_Stored data_:
════════

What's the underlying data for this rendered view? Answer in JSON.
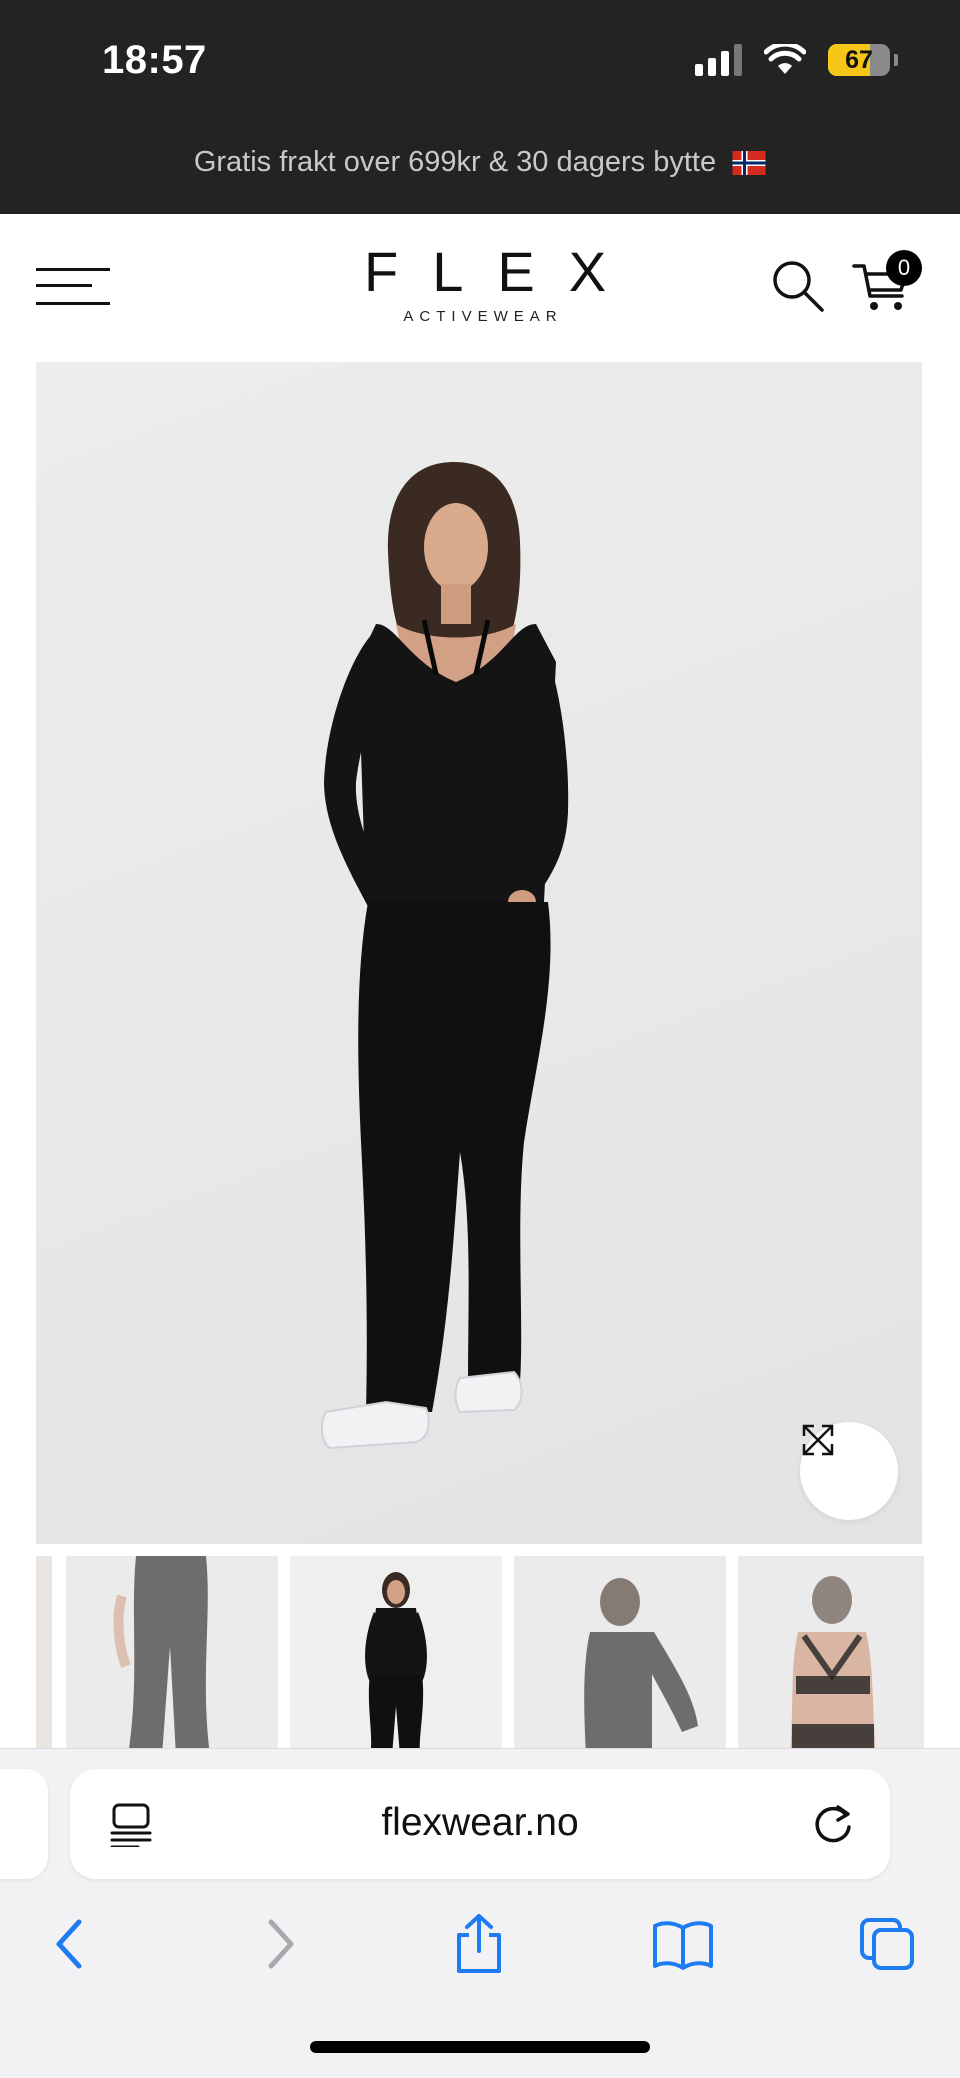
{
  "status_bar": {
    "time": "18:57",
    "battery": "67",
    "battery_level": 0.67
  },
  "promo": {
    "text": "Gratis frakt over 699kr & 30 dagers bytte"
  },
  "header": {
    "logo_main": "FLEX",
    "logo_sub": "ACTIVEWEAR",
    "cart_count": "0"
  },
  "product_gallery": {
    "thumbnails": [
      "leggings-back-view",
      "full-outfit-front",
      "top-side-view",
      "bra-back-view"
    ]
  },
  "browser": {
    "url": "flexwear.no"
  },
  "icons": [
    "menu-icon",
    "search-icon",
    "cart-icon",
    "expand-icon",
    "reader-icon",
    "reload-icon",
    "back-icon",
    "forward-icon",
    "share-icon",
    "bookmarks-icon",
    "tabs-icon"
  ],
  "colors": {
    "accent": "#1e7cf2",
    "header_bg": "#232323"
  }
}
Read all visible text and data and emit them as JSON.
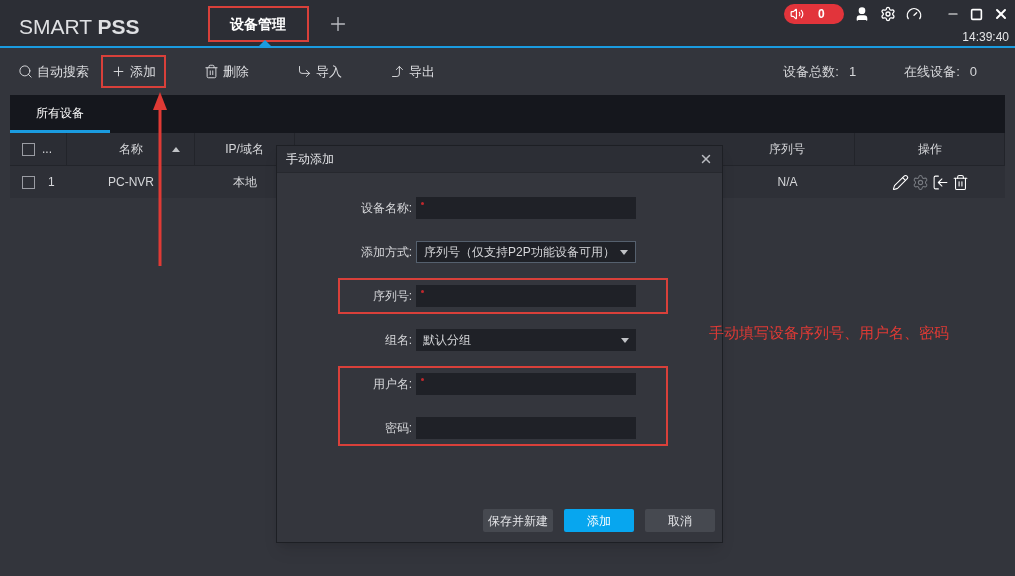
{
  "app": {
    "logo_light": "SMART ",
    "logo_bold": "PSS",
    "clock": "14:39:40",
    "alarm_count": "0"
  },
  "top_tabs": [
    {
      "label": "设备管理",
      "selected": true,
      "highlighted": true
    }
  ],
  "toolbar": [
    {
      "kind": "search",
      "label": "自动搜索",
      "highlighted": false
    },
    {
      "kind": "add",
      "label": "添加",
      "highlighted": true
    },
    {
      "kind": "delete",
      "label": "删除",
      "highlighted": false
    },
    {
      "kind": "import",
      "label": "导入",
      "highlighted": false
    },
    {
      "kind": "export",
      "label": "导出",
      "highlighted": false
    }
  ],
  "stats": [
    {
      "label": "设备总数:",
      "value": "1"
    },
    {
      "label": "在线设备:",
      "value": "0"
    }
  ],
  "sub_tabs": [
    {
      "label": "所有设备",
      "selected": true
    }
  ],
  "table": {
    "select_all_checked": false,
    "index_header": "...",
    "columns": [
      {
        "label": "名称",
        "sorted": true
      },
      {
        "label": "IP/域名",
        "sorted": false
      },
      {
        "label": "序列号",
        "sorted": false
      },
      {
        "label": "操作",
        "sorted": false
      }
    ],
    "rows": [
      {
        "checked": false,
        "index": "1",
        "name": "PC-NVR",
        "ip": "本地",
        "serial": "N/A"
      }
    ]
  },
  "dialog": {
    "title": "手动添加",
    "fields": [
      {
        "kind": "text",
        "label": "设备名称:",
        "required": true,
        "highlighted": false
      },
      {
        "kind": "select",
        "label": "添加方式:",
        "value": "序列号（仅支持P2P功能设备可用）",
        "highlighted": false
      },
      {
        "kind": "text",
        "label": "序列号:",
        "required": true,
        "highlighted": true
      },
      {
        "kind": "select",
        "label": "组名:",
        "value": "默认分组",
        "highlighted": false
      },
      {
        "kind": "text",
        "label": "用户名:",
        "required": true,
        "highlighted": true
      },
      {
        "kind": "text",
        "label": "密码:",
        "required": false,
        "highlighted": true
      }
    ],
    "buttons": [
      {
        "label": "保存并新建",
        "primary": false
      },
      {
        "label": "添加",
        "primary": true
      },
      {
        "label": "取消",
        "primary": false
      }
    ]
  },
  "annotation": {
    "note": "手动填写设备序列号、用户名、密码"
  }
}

════════

_Stated problem_:
Set down all the data again exactly as above, pictures excluded.

_Exercise answer_:
What's the underlying data for this rendered view? Answer in JSON.
{
  "status_bar": {
    "time": "18:57",
    "battery": "67",
    "battery_level": 0.67
  },
  "promo": {
    "text": "Gratis frakt over 699kr & 30 dagers bytte"
  },
  "header": {
    "logo_main": "FLEX",
    "logo_sub": "ACTIVEWEAR",
    "cart_count": "0"
  },
  "product_gallery": {
    "thumbnails": [
      "leggings-back-view",
      "full-outfit-front",
      "top-side-view",
      "bra-back-view"
    ]
  },
  "browser": {
    "url": "flexwear.no"
  },
  "icons": [
    "menu-icon",
    "search-icon",
    "cart-icon",
    "expand-icon",
    "reader-icon",
    "reload-icon",
    "back-icon",
    "forward-icon",
    "share-icon",
    "bookmarks-icon",
    "tabs-icon"
  ],
  "colors": {
    "accent": "#1e7cf2",
    "header_bg": "#232323"
  }
}
Read all visible text and data and emit them as JSON.
{
  "app": {
    "logo_light": "SMART ",
    "logo_bold": "PSS",
    "clock": "14:39:40",
    "alarm_count": "0"
  },
  "top_tabs": [
    {
      "label": "设备管理",
      "selected": true,
      "highlighted": true
    }
  ],
  "toolbar": [
    {
      "kind": "search",
      "label": "自动搜索",
      "highlighted": false
    },
    {
      "kind": "add",
      "label": "添加",
      "highlighted": true
    },
    {
      "kind": "delete",
      "label": "删除",
      "highlighted": false
    },
    {
      "kind": "import",
      "label": "导入",
      "highlighted": false
    },
    {
      "kind": "export",
      "label": "导出",
      "highlighted": false
    }
  ],
  "stats": [
    {
      "label": "设备总数:",
      "value": "1"
    },
    {
      "label": "在线设备:",
      "value": "0"
    }
  ],
  "sub_tabs": [
    {
      "label": "所有设备",
      "selected": true
    }
  ],
  "table": {
    "select_all_checked": false,
    "index_header": "...",
    "columns": [
      {
        "label": "名称",
        "sorted": true
      },
      {
        "label": "IP/域名",
        "sorted": false
      },
      {
        "label": "序列号",
        "sorted": false
      },
      {
        "label": "操作",
        "sorted": false
      }
    ],
    "rows": [
      {
        "checked": false,
        "index": "1",
        "name": "PC-NVR",
        "ip": "本地",
        "serial": "N/A"
      }
    ]
  },
  "dialog": {
    "title": "手动添加",
    "fields": [
      {
        "kind": "text",
        "label": "设备名称:",
        "required": true,
        "highlighted": false
      },
      {
        "kind": "select",
        "label": "添加方式:",
        "value": "序列号（仅支持P2P功能设备可用）",
        "highlighted": false
      },
      {
        "kind": "text",
        "label": "序列号:",
        "required": true,
        "highlighted": true
      },
      {
        "kind": "select",
        "label": "组名:",
        "value": "默认分组",
        "highlighted": false
      },
      {
        "kind": "text",
        "label": "用户名:",
        "required": true,
        "highlighted": true
      },
      {
        "kind": "text",
        "label": "密码:",
        "required": false,
        "highlighted": true
      }
    ],
    "buttons": [
      {
        "label": "保存并新建",
        "primary": false
      },
      {
        "label": "添加",
        "primary": true
      },
      {
        "label": "取消",
        "primary": false
      }
    ]
  },
  "annotation": {
    "note": "手动填写设备序列号、用户名、密码"
  }
}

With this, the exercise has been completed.